→ EXERCISE
For this exercise, write out every entry exactly and leave the pictures out.

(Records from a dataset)
--- START ---
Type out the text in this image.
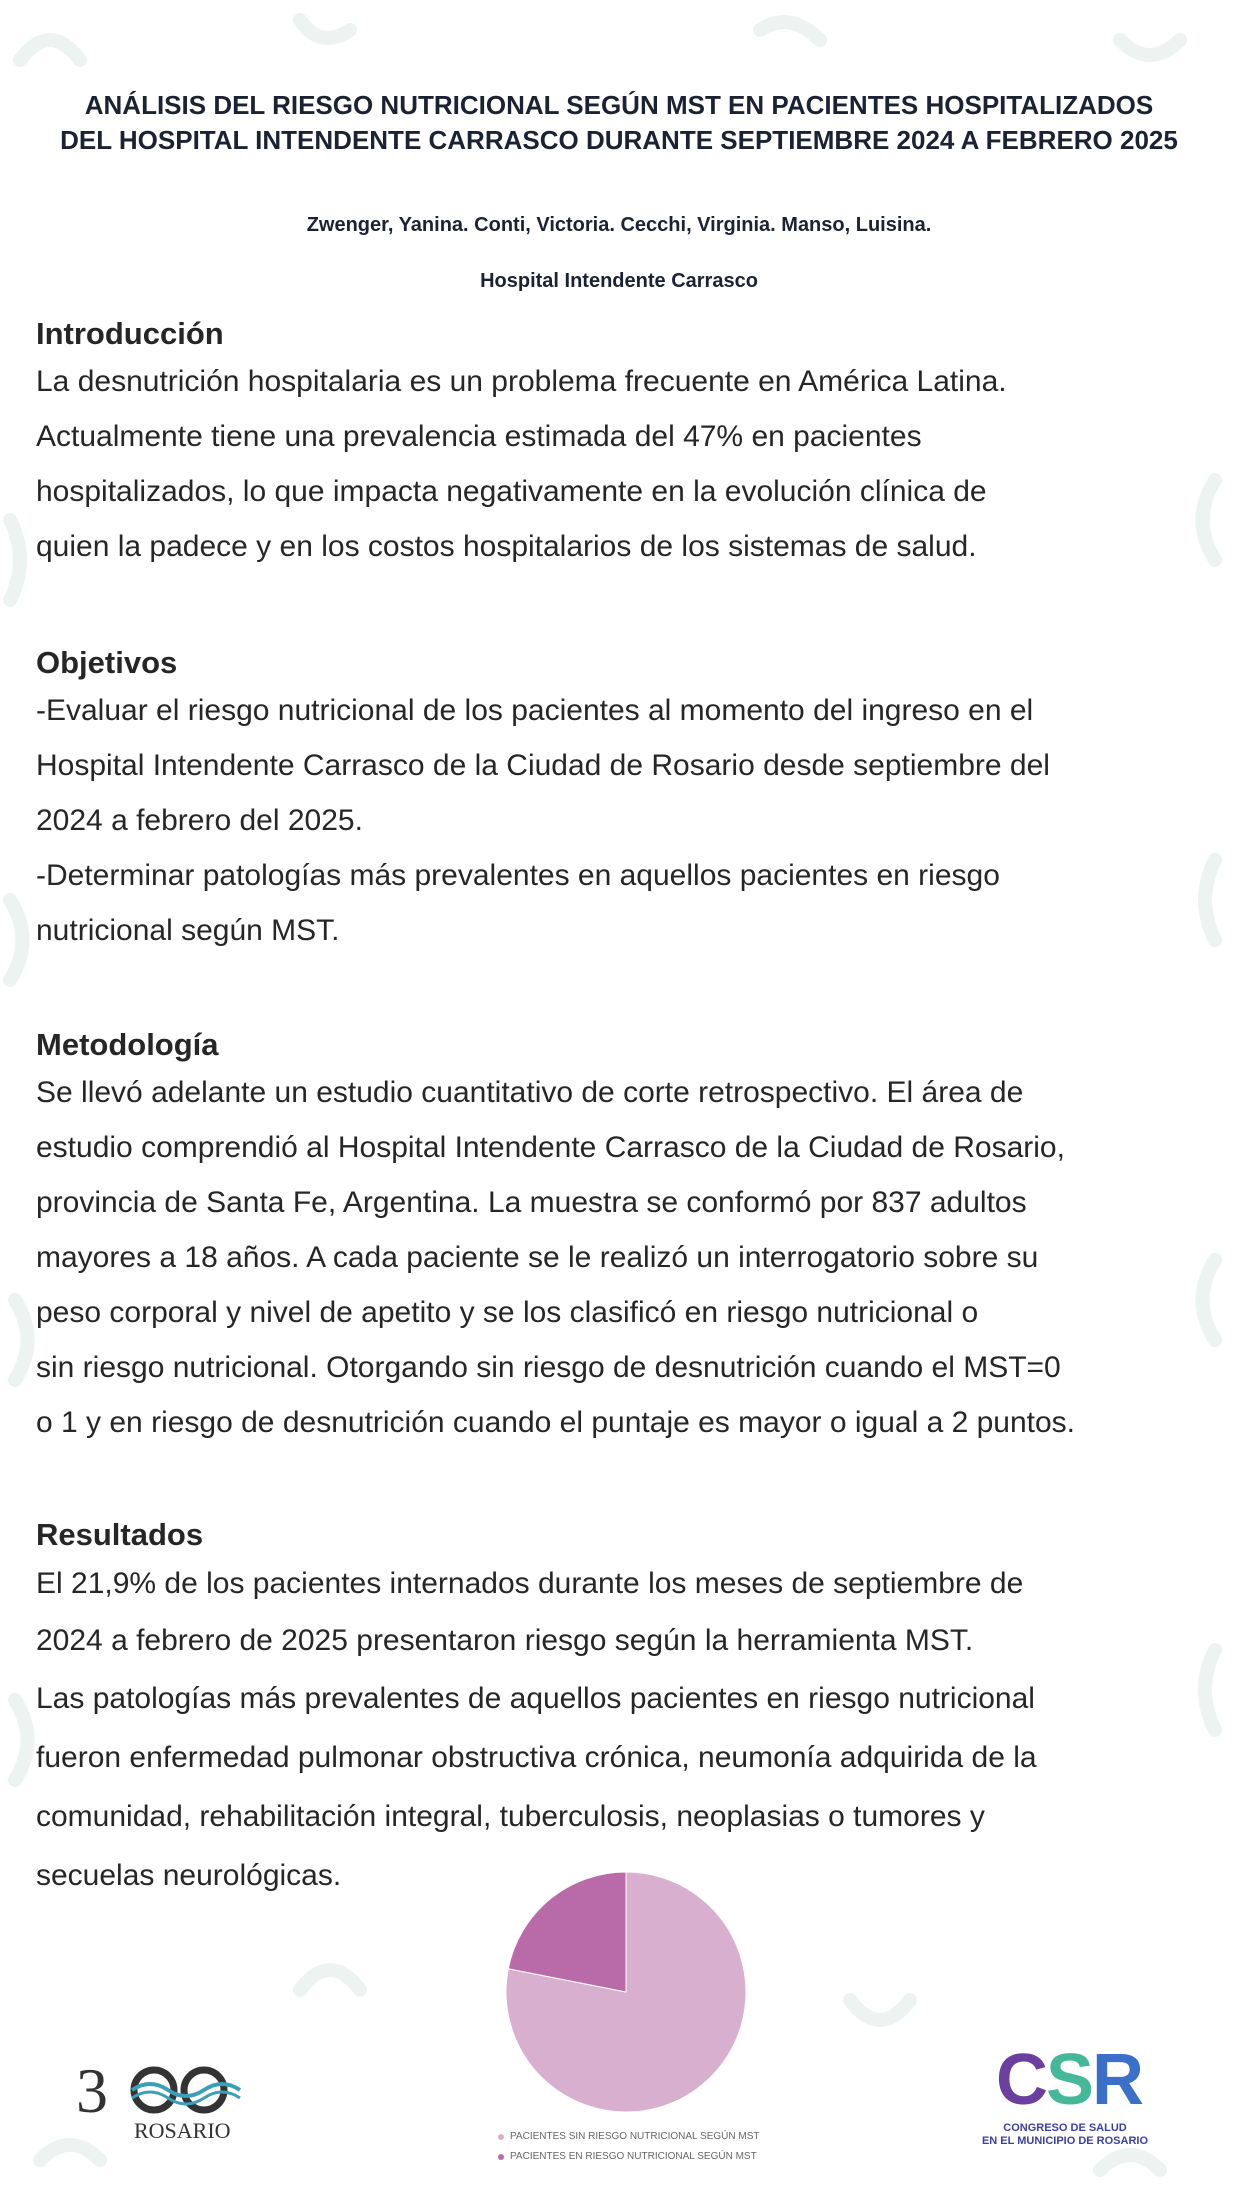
ANÁLISIS DEL RIESGO NUTRICIONAL SEGÚN MST EN PACIENTES HOSPITALIZADOS DEL HOSPITAL INTENDENTE CARRASCO DURANTE SEPTIEMBRE 2024 A FEBRERO 2025

Zwenger, Yanina. Conti, Victoria. Cecchi, Virginia. Manso, Luisina.

Hospital Intendente Carrasco

Introducción

La desnutrición hospitalaria es un problema frecuente en América Latina.
Actualmente tiene una prevalencia estimada del 47% en pacientes
hospitalizados, lo que impacta negativamente en la evolución clínica de
quien la padece y en los costos hospitalarios de los sistemas de salud.

Objetivos

-Evaluar el riesgo nutricional de los pacientes al momento del ingreso en el
Hospital Intendente Carrasco de la Ciudad de Rosario desde septiembre del
2024 a febrero del 2025.
-Determinar patologías más prevalentes en aquellos pacientes en riesgo
nutricional según MST.

Metodología

Se llevó adelante un estudio cuantitativo de corte retrospectivo. El área de
estudio comprendió al Hospital Intendente Carrasco de la Ciudad de Rosario,
provincia de Santa Fe, Argentina. La muestra se conformó por 837 adultos
mayores a 18 años. A cada paciente se le realizó un interrogatorio sobre su
peso corporal y nivel de apetito y se los clasificó en riesgo nutricional o
sin riesgo nutricional. Otorgando sin riesgo de desnutrición cuando el MST=0
o 1 y en riesgo de desnutrición cuando el puntaje es mayor o igual a 2 puntos.

Resultados

El 21,9% de los pacientes internados durante los meses de septiembre de
2024 a febrero de 2025 presentaron riesgo según la herramienta MST.

Las patologías más prevalentes de aquellos pacientes en riesgo nutricional
fueron enfermedad pulmonar obstructiva crónica, neumonía adquirida de la
comunidad, rehabilitación integral, tuberculosis, neoplasias o tumores y
secuelas neurológicas.

PACIENTES SIN RIESGO NUTRICIONAL SEGÚN MST
PACIENTES EN RIESGO NUTRICIONAL SEGÚN MST
3
ROSARIO
CSR
CONGRESO DE SALUD
EN EL MUNICIPIO DE ROSARIO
--- END ---
→ FINAL ANSWER
Type out the text in this image.
ANÁLISIS DEL RIESGO NUTRICIONAL SEGÚN MST EN PACIENTES HOSPITALIZADOS DEL HOSPITAL INTENDENTE CARRASCO DURANTE SEPTIEMBRE 2024 A FEBRERO 2025

Zwenger, Yanina. Conti, Victoria. Cecchi, Virginia. Manso, Luisina.

Hospital Intendente Carrasco

Introducción

La desnutrición hospitalaria es un problema frecuente en América Latina.
Actualmente tiene una prevalencia estimada del 47% en pacientes
hospitalizados, lo que impacta negativamente en la evolución clínica de
quien la padece y en los costos hospitalarios de los sistemas de salud.

Objetivos

-Evaluar el riesgo nutricional de los pacientes al momento del ingreso en el
Hospital Intendente Carrasco de la Ciudad de Rosario desde septiembre del
2024 a febrero del 2025.
-Determinar patologías más prevalentes en aquellos pacientes en riesgo
nutricional según MST.

Metodología

Se llevó adelante un estudio cuantitativo de corte retrospectivo. El área de
estudio comprendió al Hospital Intendente Carrasco de la Ciudad de Rosario,
provincia de Santa Fe, Argentina. La muestra se conformó por 837 adultos
mayores a 18 años. A cada paciente se le realizó un interrogatorio sobre su
peso corporal y nivel de apetito y se los clasificó en riesgo nutricional o
sin riesgo nutricional. Otorgando sin riesgo de desnutrición cuando el MST=0
o 1 y en riesgo de desnutrición cuando el puntaje es mayor o igual a 2 puntos.

Resultados

El 21,9% de los pacientes internados durante los meses de septiembre de
2024 a febrero de 2025 presentaron riesgo según la herramienta MST.

Las patologías más prevalentes de aquellos pacientes en riesgo nutricional
fueron enfermedad pulmonar obstructiva crónica, neumonía adquirida de la
comunidad, rehabilitación integral, tuberculosis, neoplasias o tumores y
secuelas neurológicas.

PACIENTES SIN RIESGO NUTRICIONAL SEGÚN MST
PACIENTES EN RIESGO NUTRICIONAL SEGÚN MST
3
ROSARIO
CSR
CONGRESO DE SALUD
EN EL MUNICIPIO DE ROSARIO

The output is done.